→ **Aim**: Make an exact copy of the entries, and keep any pictures out of it.

Records that describe figures:
+ + + + + + +
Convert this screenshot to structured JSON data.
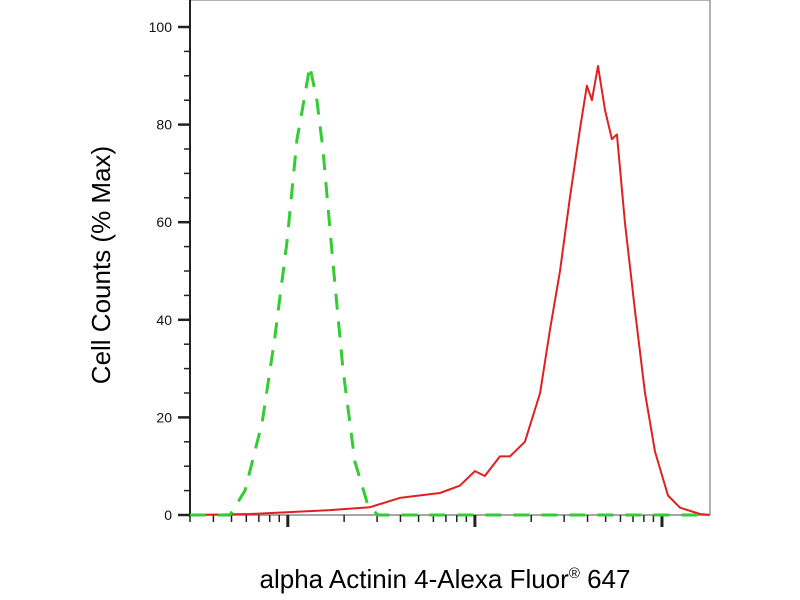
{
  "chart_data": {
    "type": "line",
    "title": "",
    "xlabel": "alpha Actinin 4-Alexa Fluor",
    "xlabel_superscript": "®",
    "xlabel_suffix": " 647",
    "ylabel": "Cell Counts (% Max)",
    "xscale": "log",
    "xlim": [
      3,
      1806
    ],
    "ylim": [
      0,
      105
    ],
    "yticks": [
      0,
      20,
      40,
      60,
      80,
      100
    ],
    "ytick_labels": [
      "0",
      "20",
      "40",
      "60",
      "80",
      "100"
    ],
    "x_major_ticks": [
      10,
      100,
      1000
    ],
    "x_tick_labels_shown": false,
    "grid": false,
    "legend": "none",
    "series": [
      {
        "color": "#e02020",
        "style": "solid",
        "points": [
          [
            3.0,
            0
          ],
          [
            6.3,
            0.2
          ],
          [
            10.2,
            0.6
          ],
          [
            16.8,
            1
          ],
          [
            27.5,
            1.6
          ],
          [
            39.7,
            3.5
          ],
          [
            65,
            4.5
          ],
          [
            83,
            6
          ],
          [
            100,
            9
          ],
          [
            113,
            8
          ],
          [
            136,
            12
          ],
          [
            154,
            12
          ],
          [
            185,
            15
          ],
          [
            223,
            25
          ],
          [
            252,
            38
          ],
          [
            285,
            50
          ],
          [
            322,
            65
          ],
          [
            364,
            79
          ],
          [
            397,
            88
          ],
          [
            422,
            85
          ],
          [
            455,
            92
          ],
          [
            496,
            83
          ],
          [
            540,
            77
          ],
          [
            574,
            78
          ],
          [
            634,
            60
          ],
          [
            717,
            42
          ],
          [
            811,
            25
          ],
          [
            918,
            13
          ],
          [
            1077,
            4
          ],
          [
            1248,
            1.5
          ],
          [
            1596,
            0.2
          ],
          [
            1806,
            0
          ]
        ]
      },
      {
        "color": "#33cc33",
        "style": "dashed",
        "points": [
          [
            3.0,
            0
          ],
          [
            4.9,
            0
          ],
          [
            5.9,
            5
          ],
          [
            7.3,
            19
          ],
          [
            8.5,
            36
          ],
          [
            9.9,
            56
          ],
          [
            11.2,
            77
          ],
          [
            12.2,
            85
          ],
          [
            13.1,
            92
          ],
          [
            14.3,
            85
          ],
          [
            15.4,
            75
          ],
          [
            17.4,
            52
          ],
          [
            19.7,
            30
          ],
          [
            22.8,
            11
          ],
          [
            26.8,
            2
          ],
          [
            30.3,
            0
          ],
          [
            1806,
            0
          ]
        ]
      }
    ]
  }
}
+ + + + + + +
→ **Written solution**:
Convert this screenshot to structured JSON data.
{
  "chart_data": {
    "type": "line",
    "title": "",
    "xlabel": "alpha Actinin 4-Alexa Fluor",
    "xlabel_superscript": "®",
    "xlabel_suffix": " 647",
    "ylabel": "Cell Counts (% Max)",
    "xscale": "log",
    "xlim": [
      3,
      1806
    ],
    "ylim": [
      0,
      105
    ],
    "yticks": [
      0,
      20,
      40,
      60,
      80,
      100
    ],
    "ytick_labels": [
      "0",
      "20",
      "40",
      "60",
      "80",
      "100"
    ],
    "x_major_ticks": [
      10,
      100,
      1000
    ],
    "x_tick_labels_shown": false,
    "grid": false,
    "legend": "none",
    "series": [
      {
        "color": "#e02020",
        "style": "solid",
        "points": [
          [
            3.0,
            0
          ],
          [
            6.3,
            0.2
          ],
          [
            10.2,
            0.6
          ],
          [
            16.8,
            1
          ],
          [
            27.5,
            1.6
          ],
          [
            39.7,
            3.5
          ],
          [
            65,
            4.5
          ],
          [
            83,
            6
          ],
          [
            100,
            9
          ],
          [
            113,
            8
          ],
          [
            136,
            12
          ],
          [
            154,
            12
          ],
          [
            185,
            15
          ],
          [
            223,
            25
          ],
          [
            252,
            38
          ],
          [
            285,
            50
          ],
          [
            322,
            65
          ],
          [
            364,
            79
          ],
          [
            397,
            88
          ],
          [
            422,
            85
          ],
          [
            455,
            92
          ],
          [
            496,
            83
          ],
          [
            540,
            77
          ],
          [
            574,
            78
          ],
          [
            634,
            60
          ],
          [
            717,
            42
          ],
          [
            811,
            25
          ],
          [
            918,
            13
          ],
          [
            1077,
            4
          ],
          [
            1248,
            1.5
          ],
          [
            1596,
            0.2
          ],
          [
            1806,
            0
          ]
        ]
      },
      {
        "color": "#33cc33",
        "style": "dashed",
        "points": [
          [
            3.0,
            0
          ],
          [
            4.9,
            0
          ],
          [
            5.9,
            5
          ],
          [
            7.3,
            19
          ],
          [
            8.5,
            36
          ],
          [
            9.9,
            56
          ],
          [
            11.2,
            77
          ],
          [
            12.2,
            85
          ],
          [
            13.1,
            92
          ],
          [
            14.3,
            85
          ],
          [
            15.4,
            75
          ],
          [
            17.4,
            52
          ],
          [
            19.7,
            30
          ],
          [
            22.8,
            11
          ],
          [
            26.8,
            2
          ],
          [
            30.3,
            0
          ],
          [
            1806,
            0
          ]
        ]
      }
    ]
  }
}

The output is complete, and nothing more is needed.